Each line in the entries below that holds the string "text" is to be listed.

— Start Source material —

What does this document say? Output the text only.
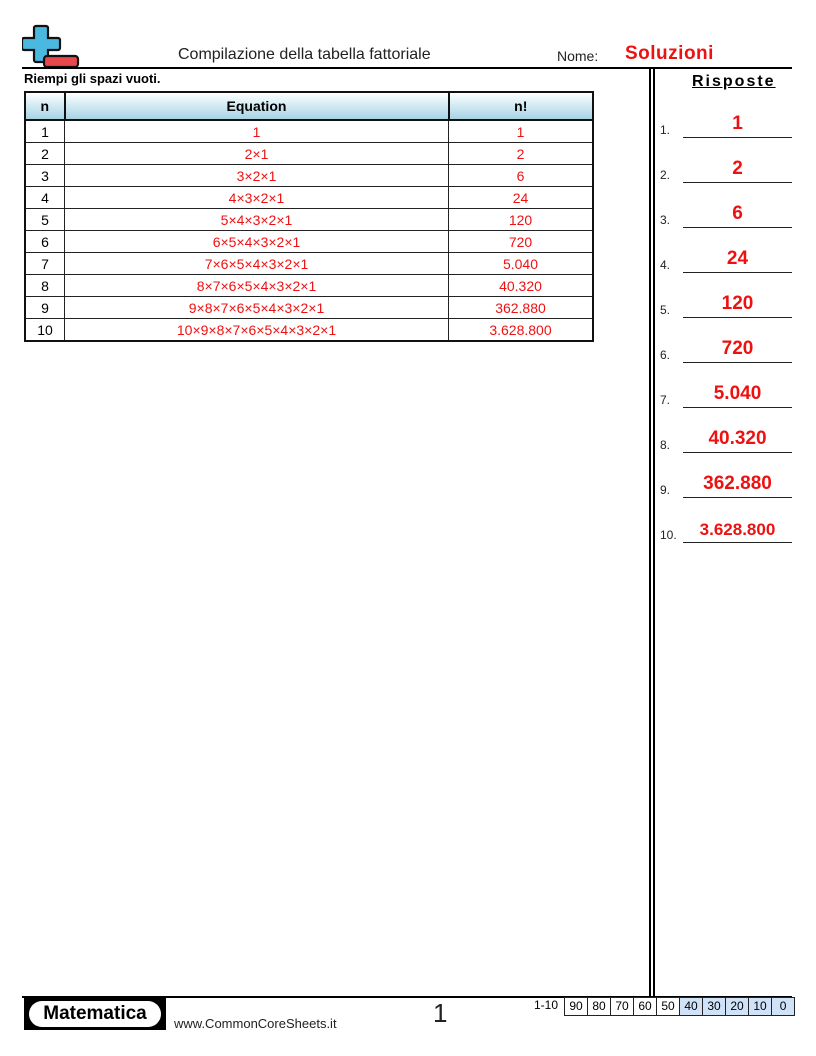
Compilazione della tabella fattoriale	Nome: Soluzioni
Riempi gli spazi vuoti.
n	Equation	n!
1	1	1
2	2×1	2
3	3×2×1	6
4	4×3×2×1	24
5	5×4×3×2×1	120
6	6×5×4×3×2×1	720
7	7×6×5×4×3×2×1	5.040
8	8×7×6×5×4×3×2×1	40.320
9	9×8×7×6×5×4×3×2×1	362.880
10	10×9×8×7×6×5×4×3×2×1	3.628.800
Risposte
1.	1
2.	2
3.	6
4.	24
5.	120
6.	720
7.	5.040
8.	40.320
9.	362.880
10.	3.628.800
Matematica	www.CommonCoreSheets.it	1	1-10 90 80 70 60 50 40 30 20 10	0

— End Source material —
— Start Source material —

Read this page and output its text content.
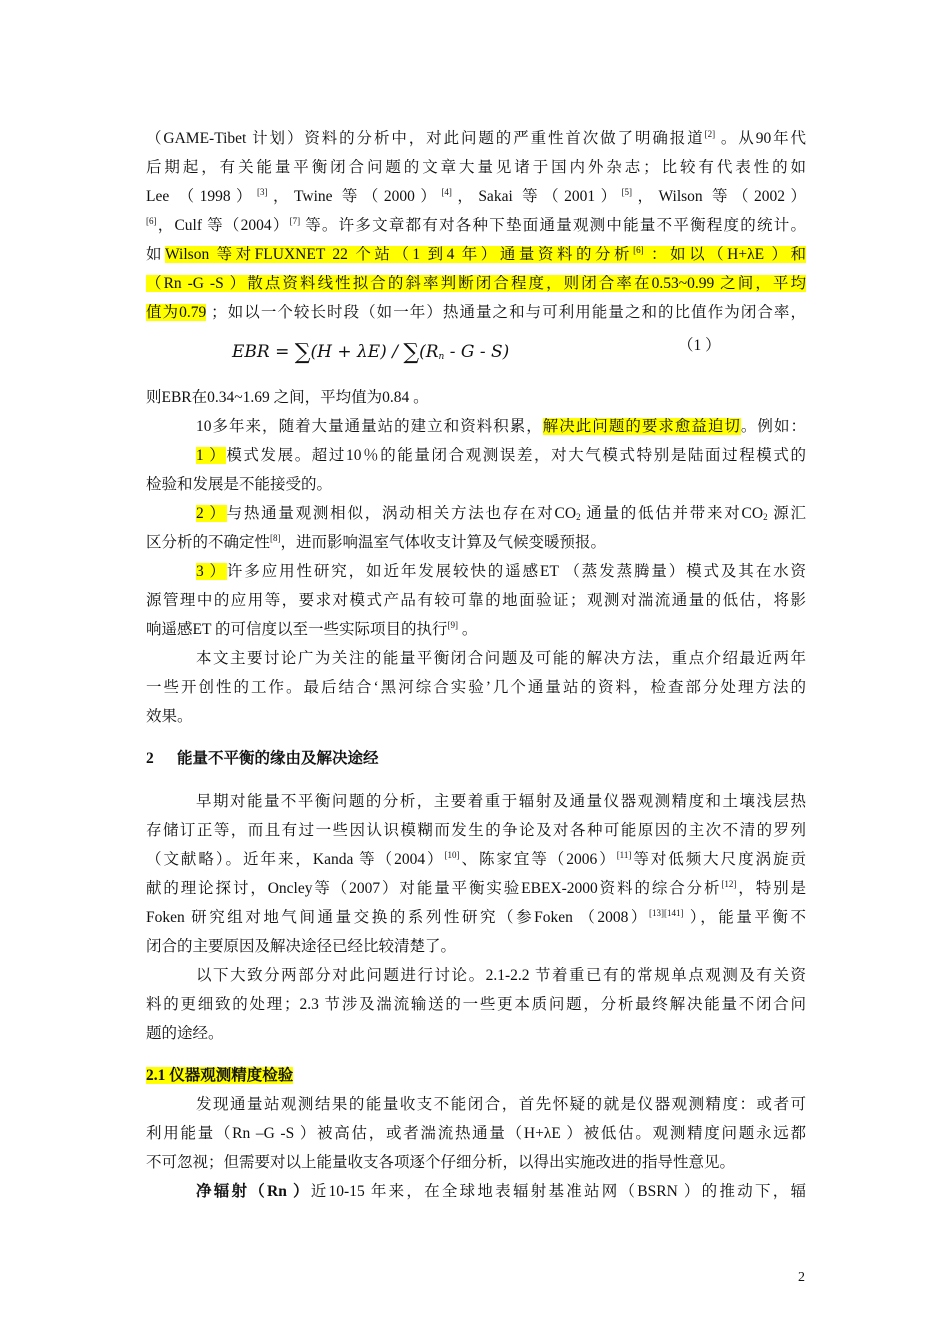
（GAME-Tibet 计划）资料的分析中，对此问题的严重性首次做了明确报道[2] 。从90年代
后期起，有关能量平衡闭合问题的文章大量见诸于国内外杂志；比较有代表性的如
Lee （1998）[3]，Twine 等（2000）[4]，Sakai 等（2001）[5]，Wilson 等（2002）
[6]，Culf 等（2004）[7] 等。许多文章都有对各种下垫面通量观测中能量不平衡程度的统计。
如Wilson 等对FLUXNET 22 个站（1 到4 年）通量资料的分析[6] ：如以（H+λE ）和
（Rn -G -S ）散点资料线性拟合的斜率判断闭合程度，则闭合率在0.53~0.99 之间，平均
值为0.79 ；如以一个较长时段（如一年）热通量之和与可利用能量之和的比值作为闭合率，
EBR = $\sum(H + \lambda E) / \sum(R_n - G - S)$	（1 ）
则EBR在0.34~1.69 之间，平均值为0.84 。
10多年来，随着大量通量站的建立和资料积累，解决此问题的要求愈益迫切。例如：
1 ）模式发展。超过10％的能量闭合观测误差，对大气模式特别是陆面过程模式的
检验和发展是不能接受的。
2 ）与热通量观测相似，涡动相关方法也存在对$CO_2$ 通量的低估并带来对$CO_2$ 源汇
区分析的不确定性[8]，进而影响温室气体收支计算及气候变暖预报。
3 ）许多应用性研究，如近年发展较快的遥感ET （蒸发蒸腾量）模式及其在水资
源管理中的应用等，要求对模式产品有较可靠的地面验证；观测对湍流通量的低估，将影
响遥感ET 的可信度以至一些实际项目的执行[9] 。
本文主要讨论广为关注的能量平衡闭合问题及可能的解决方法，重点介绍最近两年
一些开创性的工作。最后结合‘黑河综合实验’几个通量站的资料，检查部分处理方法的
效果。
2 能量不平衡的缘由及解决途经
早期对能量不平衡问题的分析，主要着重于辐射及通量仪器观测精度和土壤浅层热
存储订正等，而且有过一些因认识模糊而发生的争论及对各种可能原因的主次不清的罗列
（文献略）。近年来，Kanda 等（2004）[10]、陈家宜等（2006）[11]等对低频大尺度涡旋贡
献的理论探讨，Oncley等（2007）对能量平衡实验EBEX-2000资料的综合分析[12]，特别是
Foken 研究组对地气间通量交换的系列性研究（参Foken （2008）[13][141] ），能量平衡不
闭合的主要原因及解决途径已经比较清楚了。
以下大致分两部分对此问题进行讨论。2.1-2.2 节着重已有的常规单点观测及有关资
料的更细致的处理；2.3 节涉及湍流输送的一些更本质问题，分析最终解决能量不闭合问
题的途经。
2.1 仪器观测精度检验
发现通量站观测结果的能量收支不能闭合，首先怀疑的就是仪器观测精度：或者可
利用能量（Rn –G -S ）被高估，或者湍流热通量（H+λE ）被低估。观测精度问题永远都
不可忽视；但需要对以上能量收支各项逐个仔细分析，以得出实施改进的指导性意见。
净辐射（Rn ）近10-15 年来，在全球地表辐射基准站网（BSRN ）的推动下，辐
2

— End Source material —

- [Full solution]
What does this document say? Output the text only.
Read this page and output its text content.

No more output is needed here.